**TO BE DONE**
Identify every line in the records below that contains the word "تحمل", and copy each of those lines.

= = = =

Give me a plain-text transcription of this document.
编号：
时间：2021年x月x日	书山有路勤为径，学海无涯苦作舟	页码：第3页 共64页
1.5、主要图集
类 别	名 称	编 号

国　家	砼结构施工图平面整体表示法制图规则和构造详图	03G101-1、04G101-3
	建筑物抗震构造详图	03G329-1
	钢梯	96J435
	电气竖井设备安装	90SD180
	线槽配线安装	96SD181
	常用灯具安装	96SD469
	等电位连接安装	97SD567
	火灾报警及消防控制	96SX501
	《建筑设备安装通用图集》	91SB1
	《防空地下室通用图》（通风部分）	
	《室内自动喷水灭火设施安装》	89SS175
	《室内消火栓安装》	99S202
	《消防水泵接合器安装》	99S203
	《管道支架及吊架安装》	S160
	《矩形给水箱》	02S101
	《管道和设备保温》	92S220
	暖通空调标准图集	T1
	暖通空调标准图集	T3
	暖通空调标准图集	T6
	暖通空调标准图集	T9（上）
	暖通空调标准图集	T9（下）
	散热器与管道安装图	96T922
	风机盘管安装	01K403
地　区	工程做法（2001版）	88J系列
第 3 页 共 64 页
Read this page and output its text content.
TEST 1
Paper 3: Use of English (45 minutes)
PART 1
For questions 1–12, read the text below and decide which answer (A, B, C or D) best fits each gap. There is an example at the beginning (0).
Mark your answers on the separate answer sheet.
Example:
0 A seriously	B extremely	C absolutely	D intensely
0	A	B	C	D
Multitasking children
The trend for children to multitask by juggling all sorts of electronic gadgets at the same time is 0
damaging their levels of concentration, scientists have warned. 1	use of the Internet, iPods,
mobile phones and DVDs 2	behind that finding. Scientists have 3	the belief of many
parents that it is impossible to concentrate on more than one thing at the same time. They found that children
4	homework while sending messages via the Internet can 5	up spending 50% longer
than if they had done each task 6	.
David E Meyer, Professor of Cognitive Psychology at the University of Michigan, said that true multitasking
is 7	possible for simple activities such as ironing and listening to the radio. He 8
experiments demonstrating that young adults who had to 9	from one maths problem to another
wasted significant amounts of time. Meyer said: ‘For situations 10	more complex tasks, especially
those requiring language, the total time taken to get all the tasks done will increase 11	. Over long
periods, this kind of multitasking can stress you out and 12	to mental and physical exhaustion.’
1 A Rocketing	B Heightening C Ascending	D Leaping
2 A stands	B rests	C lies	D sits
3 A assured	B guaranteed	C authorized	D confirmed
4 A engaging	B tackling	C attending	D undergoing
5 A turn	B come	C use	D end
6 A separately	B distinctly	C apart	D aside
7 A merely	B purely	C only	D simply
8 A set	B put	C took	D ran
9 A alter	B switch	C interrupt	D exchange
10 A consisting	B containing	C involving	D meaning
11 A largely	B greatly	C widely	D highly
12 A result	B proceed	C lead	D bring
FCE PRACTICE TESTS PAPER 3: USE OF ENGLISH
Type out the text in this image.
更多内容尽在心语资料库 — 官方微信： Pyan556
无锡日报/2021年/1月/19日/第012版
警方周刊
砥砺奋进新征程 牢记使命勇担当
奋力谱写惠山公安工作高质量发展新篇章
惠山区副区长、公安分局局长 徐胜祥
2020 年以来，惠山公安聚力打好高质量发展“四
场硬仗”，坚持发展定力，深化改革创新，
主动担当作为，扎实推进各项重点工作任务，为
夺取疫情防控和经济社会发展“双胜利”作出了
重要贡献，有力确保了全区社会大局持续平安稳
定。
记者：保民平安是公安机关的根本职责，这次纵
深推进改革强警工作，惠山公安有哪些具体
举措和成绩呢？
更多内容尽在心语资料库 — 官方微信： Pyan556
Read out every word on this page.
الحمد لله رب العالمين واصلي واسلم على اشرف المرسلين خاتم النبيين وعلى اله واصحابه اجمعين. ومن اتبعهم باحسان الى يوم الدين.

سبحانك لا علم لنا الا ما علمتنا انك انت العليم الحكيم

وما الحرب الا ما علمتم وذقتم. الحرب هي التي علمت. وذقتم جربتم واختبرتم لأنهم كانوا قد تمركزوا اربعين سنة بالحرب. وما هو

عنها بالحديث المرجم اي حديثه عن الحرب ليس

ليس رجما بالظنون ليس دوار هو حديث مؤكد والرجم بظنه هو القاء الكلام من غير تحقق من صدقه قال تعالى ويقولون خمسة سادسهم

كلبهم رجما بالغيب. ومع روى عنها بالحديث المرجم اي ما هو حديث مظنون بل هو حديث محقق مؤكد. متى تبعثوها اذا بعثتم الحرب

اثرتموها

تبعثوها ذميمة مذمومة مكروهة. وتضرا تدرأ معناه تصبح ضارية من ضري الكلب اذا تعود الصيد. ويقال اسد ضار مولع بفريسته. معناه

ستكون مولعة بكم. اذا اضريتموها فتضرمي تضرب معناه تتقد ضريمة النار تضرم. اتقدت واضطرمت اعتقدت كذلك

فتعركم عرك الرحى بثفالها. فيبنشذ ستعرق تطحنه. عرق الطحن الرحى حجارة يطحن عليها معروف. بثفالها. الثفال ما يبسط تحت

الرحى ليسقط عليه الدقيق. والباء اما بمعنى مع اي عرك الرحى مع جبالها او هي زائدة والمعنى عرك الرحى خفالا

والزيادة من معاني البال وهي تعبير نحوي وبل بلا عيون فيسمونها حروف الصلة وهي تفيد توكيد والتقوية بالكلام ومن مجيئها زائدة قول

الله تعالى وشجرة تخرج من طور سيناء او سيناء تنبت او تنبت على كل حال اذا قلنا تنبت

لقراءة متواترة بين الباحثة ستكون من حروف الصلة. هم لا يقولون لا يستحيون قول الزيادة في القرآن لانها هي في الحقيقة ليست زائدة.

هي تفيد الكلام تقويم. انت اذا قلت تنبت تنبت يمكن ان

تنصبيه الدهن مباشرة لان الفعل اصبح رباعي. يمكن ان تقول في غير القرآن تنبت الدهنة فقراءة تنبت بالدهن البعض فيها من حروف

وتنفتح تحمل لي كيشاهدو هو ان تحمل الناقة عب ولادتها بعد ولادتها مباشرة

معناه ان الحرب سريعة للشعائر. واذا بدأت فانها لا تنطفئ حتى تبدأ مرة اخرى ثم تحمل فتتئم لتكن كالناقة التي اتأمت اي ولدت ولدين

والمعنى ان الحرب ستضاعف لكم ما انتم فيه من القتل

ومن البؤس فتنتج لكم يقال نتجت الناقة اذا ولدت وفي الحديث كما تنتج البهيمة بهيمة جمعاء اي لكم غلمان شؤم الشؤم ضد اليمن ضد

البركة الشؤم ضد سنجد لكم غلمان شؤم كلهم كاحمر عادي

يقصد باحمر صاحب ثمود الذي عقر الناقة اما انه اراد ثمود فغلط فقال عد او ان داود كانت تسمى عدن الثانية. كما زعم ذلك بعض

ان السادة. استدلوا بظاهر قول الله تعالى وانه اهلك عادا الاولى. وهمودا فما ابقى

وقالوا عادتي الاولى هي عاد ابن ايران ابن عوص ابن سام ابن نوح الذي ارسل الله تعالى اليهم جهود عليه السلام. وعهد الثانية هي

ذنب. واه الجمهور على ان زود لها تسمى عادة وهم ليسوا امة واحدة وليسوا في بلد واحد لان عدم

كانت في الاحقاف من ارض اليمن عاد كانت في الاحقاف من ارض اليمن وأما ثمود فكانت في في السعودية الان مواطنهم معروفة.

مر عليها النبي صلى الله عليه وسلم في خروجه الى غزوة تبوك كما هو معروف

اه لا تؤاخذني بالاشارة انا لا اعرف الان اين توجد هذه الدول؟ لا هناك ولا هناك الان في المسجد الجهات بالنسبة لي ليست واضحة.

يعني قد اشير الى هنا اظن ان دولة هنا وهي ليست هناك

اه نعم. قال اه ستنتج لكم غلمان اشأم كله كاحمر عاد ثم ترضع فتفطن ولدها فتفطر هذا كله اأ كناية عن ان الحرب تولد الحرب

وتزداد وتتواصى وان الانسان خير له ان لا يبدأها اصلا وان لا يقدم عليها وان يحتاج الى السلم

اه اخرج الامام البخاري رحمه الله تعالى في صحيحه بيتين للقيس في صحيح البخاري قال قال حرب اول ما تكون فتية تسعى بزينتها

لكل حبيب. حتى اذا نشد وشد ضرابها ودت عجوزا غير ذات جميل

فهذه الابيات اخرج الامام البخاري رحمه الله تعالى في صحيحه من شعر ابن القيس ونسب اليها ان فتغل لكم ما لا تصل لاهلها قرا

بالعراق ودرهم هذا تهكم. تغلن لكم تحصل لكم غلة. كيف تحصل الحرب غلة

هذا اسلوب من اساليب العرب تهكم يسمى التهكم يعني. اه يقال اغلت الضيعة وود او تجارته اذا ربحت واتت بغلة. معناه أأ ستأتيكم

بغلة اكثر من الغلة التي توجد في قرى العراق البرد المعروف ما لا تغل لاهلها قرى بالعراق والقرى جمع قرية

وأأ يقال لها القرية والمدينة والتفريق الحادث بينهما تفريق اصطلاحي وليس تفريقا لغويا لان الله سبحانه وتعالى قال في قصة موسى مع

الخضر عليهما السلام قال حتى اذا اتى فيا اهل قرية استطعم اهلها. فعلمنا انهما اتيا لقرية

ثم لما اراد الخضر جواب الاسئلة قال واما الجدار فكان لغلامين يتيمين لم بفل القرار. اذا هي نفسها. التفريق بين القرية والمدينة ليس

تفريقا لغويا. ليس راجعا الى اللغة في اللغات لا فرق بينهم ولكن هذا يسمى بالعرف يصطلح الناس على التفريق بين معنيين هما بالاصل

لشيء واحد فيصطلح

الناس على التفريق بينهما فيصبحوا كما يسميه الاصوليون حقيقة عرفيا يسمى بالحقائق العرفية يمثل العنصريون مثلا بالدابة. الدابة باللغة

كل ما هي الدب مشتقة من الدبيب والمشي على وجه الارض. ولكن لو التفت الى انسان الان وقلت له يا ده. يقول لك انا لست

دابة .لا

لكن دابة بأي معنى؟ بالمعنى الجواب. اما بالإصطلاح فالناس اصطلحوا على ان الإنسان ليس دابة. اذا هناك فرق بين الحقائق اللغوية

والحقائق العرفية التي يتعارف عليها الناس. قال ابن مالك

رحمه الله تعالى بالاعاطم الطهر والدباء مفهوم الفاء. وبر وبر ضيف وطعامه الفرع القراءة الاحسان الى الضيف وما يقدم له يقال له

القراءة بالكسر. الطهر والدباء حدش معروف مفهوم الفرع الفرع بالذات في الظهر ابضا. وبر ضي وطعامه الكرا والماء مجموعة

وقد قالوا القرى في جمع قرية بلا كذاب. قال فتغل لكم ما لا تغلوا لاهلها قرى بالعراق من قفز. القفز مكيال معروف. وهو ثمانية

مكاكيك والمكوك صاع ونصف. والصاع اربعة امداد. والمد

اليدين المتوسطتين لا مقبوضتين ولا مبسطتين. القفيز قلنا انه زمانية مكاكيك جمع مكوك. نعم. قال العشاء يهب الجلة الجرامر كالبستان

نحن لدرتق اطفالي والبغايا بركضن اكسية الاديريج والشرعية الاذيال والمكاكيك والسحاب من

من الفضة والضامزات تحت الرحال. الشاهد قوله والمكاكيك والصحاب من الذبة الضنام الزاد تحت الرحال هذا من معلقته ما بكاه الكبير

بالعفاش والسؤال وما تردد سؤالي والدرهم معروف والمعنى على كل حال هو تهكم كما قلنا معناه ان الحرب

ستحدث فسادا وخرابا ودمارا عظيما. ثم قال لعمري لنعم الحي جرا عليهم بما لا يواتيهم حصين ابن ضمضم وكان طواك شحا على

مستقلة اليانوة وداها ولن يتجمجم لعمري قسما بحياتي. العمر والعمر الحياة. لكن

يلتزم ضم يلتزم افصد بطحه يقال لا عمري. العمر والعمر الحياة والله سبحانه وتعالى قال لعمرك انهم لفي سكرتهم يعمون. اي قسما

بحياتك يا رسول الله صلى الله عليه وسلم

= = = =

**WORKED SOLUTION**
وتنفتح تحمل لي كيشاهدو هو ان تحمل الناقة عب ولادتها بعد ولادتها مباشرة
معناه ان الحرب سريعة للشعائر. واذا بدأت فانها لا تنطفئ حتى تبدأ مرة اخرى ثم تحمل فتتئم لتكن كالناقة التي اتأمت اي ولدت ولدين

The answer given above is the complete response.